## Page text:

===============

Leanne Lewis Newman*

The terms faith, spirituality, and religion are often used interchangeably,

though their definitions are unique and distinct. This article discusses the

nuanced differences among the three terms. It presents a model for the

interrelatedness among the three important constructs and suggests ways

the model can be used for further research.

"Faith" is nearly impossible to define. It means something different to each

individual. Faith is understood to be intensely personal and often seen as extremely

private. "The term 'faith' ranges in meaning from a general religious attitude on the

one hand to personal acceptance of a specific set of beliefs on the other hand"

(Hellwig, 1990, p. 3). Yet faith is still superimposed on the lives of our students

(Newman, 1998). Though most often seen in religious terms, faith remains an

"extraordinarily important construct" (Lee, 1990, p. vii).

Despite the mandate from the Student Personnel Point of View (American Council

on Education, 1937) to develop the whole person as part of the student affairs

profession, a relative silence has permeated the faith dimension of student

development. Even with the advent of Fowler's (1981) faith development theory, it

has taken until well into the 1990s for student development researchers to begin

investigating faith development of college students.

===============

Continue the article on faith, spirituality, and religion, starting after its final sentence about research into the faith development of college students.

===============

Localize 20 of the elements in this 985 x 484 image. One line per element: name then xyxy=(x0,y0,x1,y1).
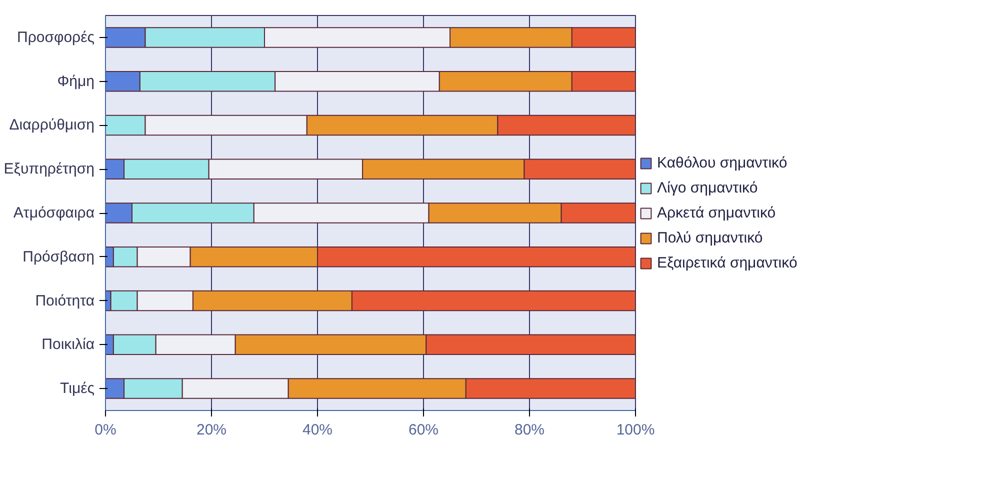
y-tick-label: Ποικιλία xyxy=(42,336,95,354)
y-tick-label: Διαρρύθμιση xyxy=(9,116,95,134)
y-tick-label: Εξυπηρέτηση xyxy=(4,160,94,178)
x-tick-label: 100% xyxy=(616,422,655,438)
y-tick-label: Ατμόσφαιρα xyxy=(13,204,95,222)
y-tick-label: Φήμη xyxy=(57,72,94,90)
legend-label: Εξαιρετικά σημαντικό xyxy=(657,254,798,271)
x-tick-label: 20% xyxy=(196,422,227,438)
y-tick-label: Ποιότητα xyxy=(35,292,95,310)
x-tick-label: 40% xyxy=(302,422,333,438)
y-tick-label: Προσφορές xyxy=(17,28,94,46)
legend-label: Λίγο σημαντικό xyxy=(657,179,758,196)
y-tick-label: Τιμές xyxy=(60,380,95,398)
x-tick-label: 80% xyxy=(514,422,545,438)
legend-label: Καθόλου σημαντικό xyxy=(657,154,788,171)
x-tick-label: 0% xyxy=(94,422,116,438)
legend-label: Αρκετά σημαντικό xyxy=(657,204,776,221)
y-tick-label: Πρόσβαση xyxy=(22,248,95,266)
legend-label: Πολύ σημαντικό xyxy=(657,229,763,246)
x-tick-label: 60% xyxy=(408,422,439,438)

===============

## Task result:
Within the past few years, however, researchers have called on our profession to

begin focusing on this dimension of students' development (Love & Talbot, 1999;

Temkin & Evans, 1998). With this call comes the responsibility to make clear

distinctions as to the specific focus of our inquiry. The terms faith, spirituality, and

religion frequently appear either side by side or are even used synonymously for

one another. In fact, the focus of this special issue uses all three terms in the title,

including all three as equal parts.

While there is merit to including all three terms for investigating issues and areas of

students' development, a distinction should also be made when discussing these

three important and interrelated concepts. In this issue alone, we discuss religion,

spirituality, and faith, and the developmental issues involved with each. Yet, when

we discuss one, are we really talking about another? Where is the overlap of one

to the other? Or are we really lumping all three into the same construct?

* Leanne Lewis Newman is a lecturer in the student services administration graduate

preparation program at Baylor University. Correspondence concerning this article should

be sent to Leanne Newman@Bavlor.edu.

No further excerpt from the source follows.